The problem
Gather up every line that includes the string "name".

Stored data
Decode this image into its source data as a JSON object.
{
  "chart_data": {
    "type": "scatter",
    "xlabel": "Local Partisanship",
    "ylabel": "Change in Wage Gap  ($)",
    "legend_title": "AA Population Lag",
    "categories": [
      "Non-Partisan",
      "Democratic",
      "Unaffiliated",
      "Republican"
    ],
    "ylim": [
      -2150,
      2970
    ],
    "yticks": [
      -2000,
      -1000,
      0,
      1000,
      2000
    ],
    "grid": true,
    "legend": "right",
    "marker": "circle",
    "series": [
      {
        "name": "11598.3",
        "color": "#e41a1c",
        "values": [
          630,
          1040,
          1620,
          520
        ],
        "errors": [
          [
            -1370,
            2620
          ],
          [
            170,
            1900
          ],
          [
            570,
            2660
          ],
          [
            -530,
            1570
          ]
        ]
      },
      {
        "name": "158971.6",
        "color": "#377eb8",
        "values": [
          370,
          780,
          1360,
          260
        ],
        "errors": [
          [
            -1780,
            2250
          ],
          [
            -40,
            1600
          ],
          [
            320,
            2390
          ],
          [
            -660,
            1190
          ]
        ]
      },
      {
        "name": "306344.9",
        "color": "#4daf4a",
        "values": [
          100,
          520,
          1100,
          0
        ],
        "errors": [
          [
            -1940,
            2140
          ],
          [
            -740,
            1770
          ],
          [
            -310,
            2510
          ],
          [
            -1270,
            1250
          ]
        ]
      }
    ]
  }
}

Exercise answer
        "name": "11598.3",
        "name": "158971.6",
        "name": "306344.9",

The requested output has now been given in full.